→ **Task details**
Copy every line of the data that includes the string "screenshot".

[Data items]
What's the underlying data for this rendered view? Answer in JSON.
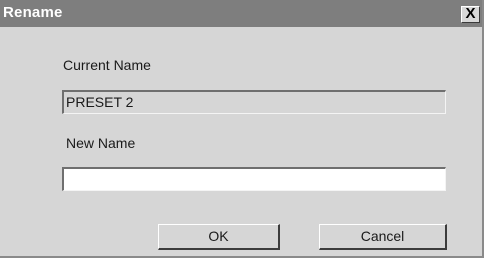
{
  "window": {
    "title": "Rename",
    "close_label": "X"
  },
  "form": {
    "current_name_label": "Current Name",
    "current_name_value": "PRESET 2",
    "new_name_label": "New Name",
    "new_name_value": ""
  },
  "buttons": {
    "ok_label": "OK",
    "cancel_label": "Cancel"
  }
}
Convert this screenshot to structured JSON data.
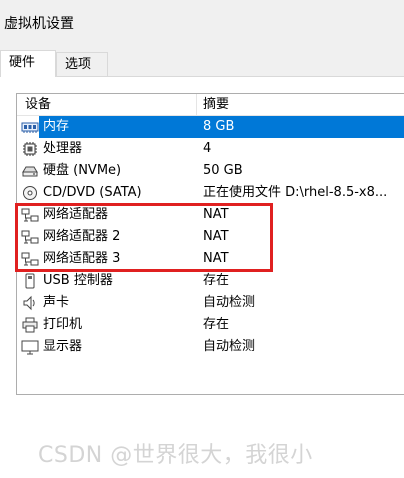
{
  "window": {
    "title": "虚拟机设置"
  },
  "tabs": [
    {
      "label": "硬件",
      "active": true
    },
    {
      "label": "选项",
      "active": false
    }
  ],
  "table": {
    "columns": [
      "设备",
      "摘要"
    ],
    "rows": [
      {
        "icon": "memory-icon",
        "device": "内存",
        "summary": "8 GB",
        "selected": true
      },
      {
        "icon": "processor-icon",
        "device": "处理器",
        "summary": "4",
        "selected": false
      },
      {
        "icon": "hard-disk-icon",
        "device": "硬盘 (NVMe)",
        "summary": "50 GB",
        "selected": false
      },
      {
        "icon": "cd-dvd-icon",
        "device": "CD/DVD (SATA)",
        "summary": "正在使用文件 D:\\rhel-8.5-x8...",
        "selected": false
      },
      {
        "icon": "network-adapter-icon",
        "device": "网络适配器",
        "summary": "NAT",
        "selected": false
      },
      {
        "icon": "network-adapter-icon",
        "device": "网络适配器 2",
        "summary": "NAT",
        "selected": false
      },
      {
        "icon": "network-adapter-icon",
        "device": "网络适配器 3",
        "summary": "NAT",
        "selected": false
      },
      {
        "icon": "usb-controller-icon",
        "device": "USB 控制器",
        "summary": "存在",
        "selected": false
      },
      {
        "icon": "sound-card-icon",
        "device": "声卡",
        "summary": "自动检测",
        "selected": false
      },
      {
        "icon": "printer-icon",
        "device": "打印机",
        "summary": "存在",
        "selected": false
      },
      {
        "icon": "display-icon",
        "device": "显示器",
        "summary": "自动检测",
        "selected": false
      }
    ]
  },
  "annotation": {
    "color": "#e02020"
  },
  "watermark": {
    "text": "CSDN @世界很大，我很小"
  },
  "colors": {
    "selection": "#0078d7"
  }
}
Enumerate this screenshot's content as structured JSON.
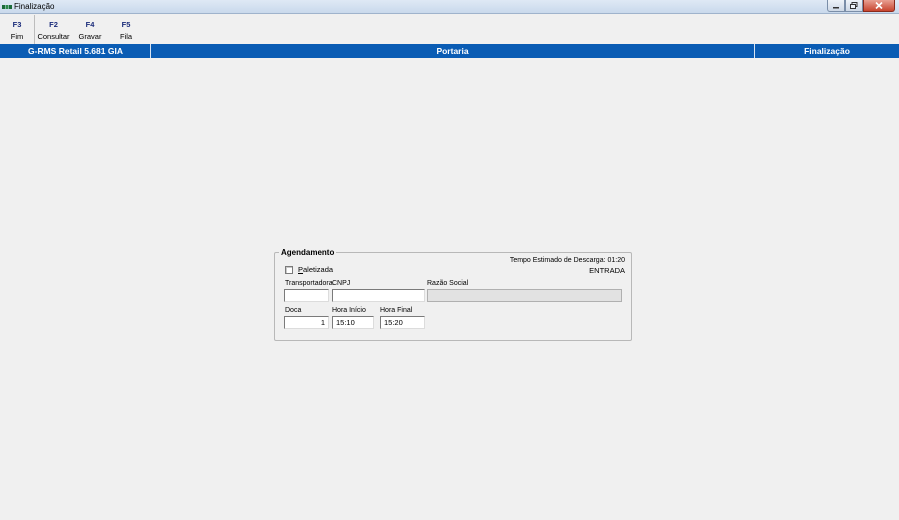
{
  "window": {
    "title": "Finalização"
  },
  "toolbar": [
    {
      "key": "F3",
      "label": "Fim"
    },
    {
      "key": "F2",
      "label": "Consultar"
    },
    {
      "key": "F4",
      "label": "Gravar"
    },
    {
      "key": "F5",
      "label": "Fila"
    }
  ],
  "header": {
    "system": "G-RMS Retail 5.681 GIA",
    "module": "Portaria",
    "screen": "Finalização"
  },
  "agendamento": {
    "legend": "Agendamento",
    "tempo_estimado": "Tempo Estimado de Descarga: 01:20",
    "tipo": "ENTRADA",
    "paletizada_label": "Paletizada",
    "paletizada_checked": false,
    "transportadora_label": "Transportadora",
    "transportadora_value": "",
    "cnpj_label": "CNPJ",
    "cnpj_value": "",
    "razao_social_label": "Razão Social",
    "razao_social_value": "",
    "doca_label": "Doca",
    "doca_value": "1",
    "hora_inicio_label": "Hora Início",
    "hora_inicio_value": "15:10",
    "hora_final_label": "Hora Final",
    "hora_final_value": "15:20"
  },
  "colors": {
    "header_bg": "#0a5cb4",
    "header_text": "#ffffff",
    "background": "#f0f0f0"
  }
}
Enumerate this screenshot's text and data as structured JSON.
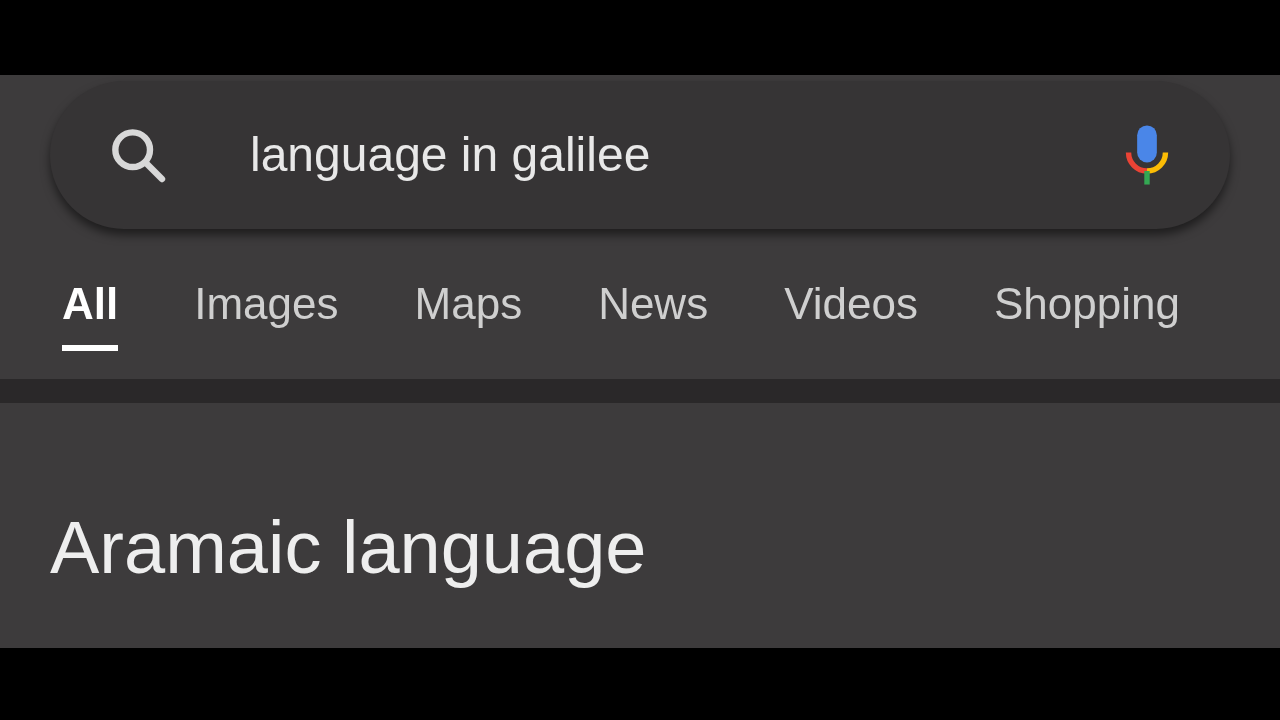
{
  "search": {
    "value": "language in galilee"
  },
  "tabs": [
    {
      "label": "All",
      "selected": true
    },
    {
      "label": "Images",
      "selected": false
    },
    {
      "label": "Maps",
      "selected": false
    },
    {
      "label": "News",
      "selected": false
    },
    {
      "label": "Videos",
      "selected": false
    },
    {
      "label": "Shopping",
      "selected": false
    }
  ],
  "result": {
    "title": "Aramaic language"
  }
}
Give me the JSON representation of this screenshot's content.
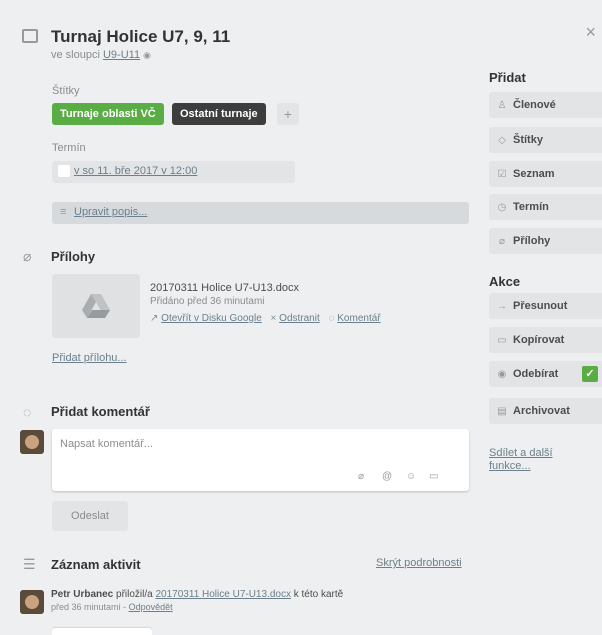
{
  "card": {
    "title": "Turnaj Holice U7, 9, 11",
    "list_prefix": "ve sloupci",
    "list_name": "U9-U11"
  },
  "labels": {
    "heading": "Štítky",
    "items": [
      {
        "text": "Turnaje oblasti VČ",
        "color": "#5aac44"
      },
      {
        "text": "Ostatní turnaje",
        "color": "#3d3d3d"
      }
    ],
    "add": "+"
  },
  "due": {
    "heading": "Termín",
    "value": "v so 11. bře 2017 v 12:00"
  },
  "description": {
    "edit": "Upravit popis..."
  },
  "attachments": {
    "heading": "Přílohy",
    "file_name": "20170311 Holice U7-U13.docx",
    "added": "Přidáno před 36 minutami",
    "open": "Otevřít v Disku Google",
    "remove": "Odstranit",
    "comment": "Komentář",
    "add": "Přidat přílohu..."
  },
  "comment": {
    "heading": "Přidat komentář",
    "placeholder": "Napsat komentář...",
    "send": "Odeslat"
  },
  "activity": {
    "heading": "Záznam aktivit",
    "hide": "Skrýt podrobnosti",
    "user": "Petr Urbanec",
    "action": "přiložil/a",
    "file": "20170311 Holice U7-U13.docx",
    "suffix": "k této kartě",
    "time": "před 36 minutami",
    "separator": "-",
    "reply": "Odpovědět"
  },
  "sidebar": {
    "add_heading": "Přidat",
    "add_items": [
      {
        "label": "Členové",
        "icon": "person-icon",
        "glyph": "♙"
      },
      {
        "label": "Štítky",
        "icon": "tag-icon",
        "glyph": "◇"
      },
      {
        "label": "Seznam",
        "icon": "checklist-icon",
        "glyph": "☑"
      },
      {
        "label": "Termín",
        "icon": "clock-icon",
        "glyph": "◷"
      },
      {
        "label": "Přílohy",
        "icon": "paperclip-icon",
        "glyph": "⌀"
      }
    ],
    "actions_heading": "Akce",
    "action_items": [
      {
        "label": "Přesunout",
        "icon": "arrow-right-icon",
        "glyph": "→"
      },
      {
        "label": "Kopírovat",
        "icon": "card-icon",
        "glyph": "▭"
      },
      {
        "label": "Odebírat",
        "icon": "eye-icon",
        "glyph": "◉"
      },
      {
        "label": "Archivovat",
        "icon": "archive-icon",
        "glyph": "▤"
      }
    ],
    "share": "Sdílet a další funkce..."
  }
}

→ **Task result**
Convert this screenshot to structured JSON data.
Enumerate this screenshot's content as structured JSON.
Enumerate this screenshot's text and data as structured JSON.
Give me the JSON representation of this screenshot's content.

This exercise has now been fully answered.